● **TO DO**: Output every line below without omitting or altering anything.

Begin SUPPLIED DATA

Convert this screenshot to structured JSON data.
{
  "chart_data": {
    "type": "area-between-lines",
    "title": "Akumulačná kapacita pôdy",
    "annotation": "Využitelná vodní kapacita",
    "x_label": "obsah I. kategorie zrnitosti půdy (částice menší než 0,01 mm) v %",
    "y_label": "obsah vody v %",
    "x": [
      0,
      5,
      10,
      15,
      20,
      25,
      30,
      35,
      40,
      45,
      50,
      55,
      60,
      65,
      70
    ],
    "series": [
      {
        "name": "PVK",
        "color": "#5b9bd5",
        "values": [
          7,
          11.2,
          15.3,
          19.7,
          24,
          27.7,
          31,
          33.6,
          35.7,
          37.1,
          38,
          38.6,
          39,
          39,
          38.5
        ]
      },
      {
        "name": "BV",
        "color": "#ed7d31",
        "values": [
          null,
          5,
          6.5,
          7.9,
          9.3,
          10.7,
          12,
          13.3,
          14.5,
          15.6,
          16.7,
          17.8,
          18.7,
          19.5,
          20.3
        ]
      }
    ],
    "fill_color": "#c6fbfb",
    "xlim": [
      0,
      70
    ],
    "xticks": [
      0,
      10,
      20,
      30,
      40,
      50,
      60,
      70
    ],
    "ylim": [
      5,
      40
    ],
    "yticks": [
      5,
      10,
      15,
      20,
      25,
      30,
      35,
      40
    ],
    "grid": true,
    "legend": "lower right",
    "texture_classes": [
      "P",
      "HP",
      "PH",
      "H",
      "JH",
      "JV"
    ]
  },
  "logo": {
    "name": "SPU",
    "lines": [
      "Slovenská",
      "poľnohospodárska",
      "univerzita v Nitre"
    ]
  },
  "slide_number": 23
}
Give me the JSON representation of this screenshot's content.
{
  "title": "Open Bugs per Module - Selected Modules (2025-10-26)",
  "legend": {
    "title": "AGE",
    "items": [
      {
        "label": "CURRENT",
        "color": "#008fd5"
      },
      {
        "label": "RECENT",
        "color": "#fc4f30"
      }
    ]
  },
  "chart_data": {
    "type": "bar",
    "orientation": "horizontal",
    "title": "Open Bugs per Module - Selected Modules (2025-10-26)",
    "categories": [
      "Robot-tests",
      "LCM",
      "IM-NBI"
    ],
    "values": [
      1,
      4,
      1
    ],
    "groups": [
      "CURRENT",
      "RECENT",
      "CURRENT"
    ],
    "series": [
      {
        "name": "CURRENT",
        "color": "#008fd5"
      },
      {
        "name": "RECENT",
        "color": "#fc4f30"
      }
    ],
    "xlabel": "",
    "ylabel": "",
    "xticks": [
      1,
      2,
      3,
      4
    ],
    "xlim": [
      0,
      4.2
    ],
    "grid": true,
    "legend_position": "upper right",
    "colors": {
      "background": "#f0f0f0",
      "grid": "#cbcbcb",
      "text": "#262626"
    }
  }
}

End SUPPLIED DATA

● **TASK SOLUTION**:
Convert this screenshot to structured JSON data.
{
  "chart_data": {
    "type": "area-between-lines",
    "title": "Akumulačná kapacita pôdy",
    "annotation": "Využitelná vodní kapacita",
    "x_label": "obsah I. kategorie zrnitosti půdy (částice menší než 0,01 mm) v %",
    "y_label": "obsah vody v %",
    "x": [
      0,
      5,
      10,
      15,
      20,
      25,
      30,
      35,
      40,
      45,
      50,
      55,
      60,
      65,
      70
    ],
    "series": [
      {
        "name": "PVK",
        "color": "#5b9bd5",
        "values": [
          7,
          11.2,
          15.3,
          19.7,
          24,
          27.7,
          31,
          33.6,
          35.7,
          37.1,
          38,
          38.6,
          39,
          39,
          38.5
        ]
      },
      {
        "name": "BV",
        "color": "#ed7d31",
        "values": [
          null,
          5,
          6.5,
          7.9,
          9.3,
          10.7,
          12,
          13.3,
          14.5,
          15.6,
          16.7,
          17.8,
          18.7,
          19.5,
          20.3
        ]
      }
    ],
    "fill_color": "#c6fbfb",
    "xlim": [
      0,
      70
    ],
    "xticks": [
      0,
      10,
      20,
      30,
      40,
      50,
      60,
      70
    ],
    "ylim": [
      5,
      40
    ],
    "yticks": [
      5,
      10,
      15,
      20,
      25,
      30,
      35,
      40
    ],
    "grid": true,
    "legend": "lower right",
    "texture_classes": [
      "P",
      "HP",
      "PH",
      "H",
      "JH",
      "JV"
    ]
  },
  "logo": {
    "name": "SPU",
    "lines": [
      "Slovenská",
      "poľnohospodárska",
      "univerzita v Nitre"
    ]
  },
  "slide_number": 23
}
Give me the JSON representation of this screenshot's content.
{
  "title": "Open Bugs per Module - Selected Modules (2025-10-26)",
  "legend": {
    "title": "AGE",
    "items": [
      {
        "label": "CURRENT",
        "color": "#008fd5"
      },
      {
        "label": "RECENT",
        "color": "#fc4f30"
      }
    ]
  },
  "chart_data": {
    "type": "bar",
    "orientation": "horizontal",
    "title": "Open Bugs per Module - Selected Modules (2025-10-26)",
    "categories": [
      "Robot-tests",
      "LCM",
      "IM-NBI"
    ],
    "values": [
      1,
      4,
      1
    ],
    "groups": [
      "CURRENT",
      "RECENT",
      "CURRENT"
    ],
    "series": [
      {
        "name": "CURRENT",
        "color": "#008fd5"
      },
      {
        "name": "RECENT",
        "color": "#fc4f30"
      }
    ],
    "xlabel": "",
    "ylabel": "",
    "xticks": [
      1,
      2,
      3,
      4
    ],
    "xlim": [
      0,
      4.2
    ],
    "grid": true,
    "legend_position": "upper right",
    "colors": {
      "background": "#f0f0f0",
      "grid": "#cbcbcb",
      "text": "#262626"
    }
  }
}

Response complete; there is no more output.